• Data tied to figure images:
= = = = =
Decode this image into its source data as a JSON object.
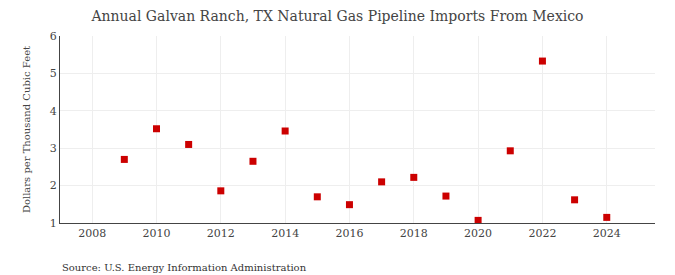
{
  "chart_data": {
    "type": "scatter",
    "title": "Annual Galvan Ranch, TX Natural Gas Pipeline Imports From Mexico",
    "ylabel": "Dollars per Thousand Cubic Feet",
    "annotations": [
      "Source: U.S. Energy Information Administration"
    ],
    "x": [
      2009,
      2010,
      2011,
      2012,
      2013,
      2014,
      2015,
      2016,
      2017,
      2018,
      2019,
      2020,
      2021,
      2022,
      2023,
      2024
    ],
    "values": [
      2.7,
      3.52,
      3.1,
      1.86,
      2.65,
      3.46,
      1.7,
      1.49,
      2.1,
      2.22,
      1.72,
      1.07,
      2.93,
      5.33,
      1.62,
      1.15
    ],
    "color": "#cc0000",
    "marker": "square",
    "xlim": [
      2007.0,
      2025.5
    ],
    "xticks": [
      2008,
      2010,
      2012,
      2014,
      2016,
      2018,
      2020,
      2022,
      2024
    ],
    "ylim": [
      1,
      6
    ],
    "yticks": [
      1,
      2,
      3,
      4,
      5,
      6
    ],
    "grid": true
  }
}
= = = = =
• REQUIRED WORK: Each record above must be returned exactly as written, with its pictures omitted.

• THE COMPLETED TASK:
Decode this image into its source data as a JSON object.
{
  "chart_data": {
    "type": "scatter",
    "title": "Annual Galvan Ranch, TX Natural Gas Pipeline Imports From Mexico",
    "ylabel": "Dollars per Thousand Cubic Feet",
    "annotations": [
      "Source: U.S. Energy Information Administration"
    ],
    "x": [
      2009,
      2010,
      2011,
      2012,
      2013,
      2014,
      2015,
      2016,
      2017,
      2018,
      2019,
      2020,
      2021,
      2022,
      2023,
      2024
    ],
    "values": [
      2.7,
      3.52,
      3.1,
      1.86,
      2.65,
      3.46,
      1.7,
      1.49,
      2.1,
      2.22,
      1.72,
      1.07,
      2.93,
      5.33,
      1.62,
      1.15
    ],
    "color": "#cc0000",
    "marker": "square",
    "xlim": [
      2007.0,
      2025.5
    ],
    "xticks": [
      2008,
      2010,
      2012,
      2014,
      2016,
      2018,
      2020,
      2022,
      2024
    ],
    "ylim": [
      1,
      6
    ],
    "yticks": [
      1,
      2,
      3,
      4,
      5,
      6
    ],
    "grid": true
  }
}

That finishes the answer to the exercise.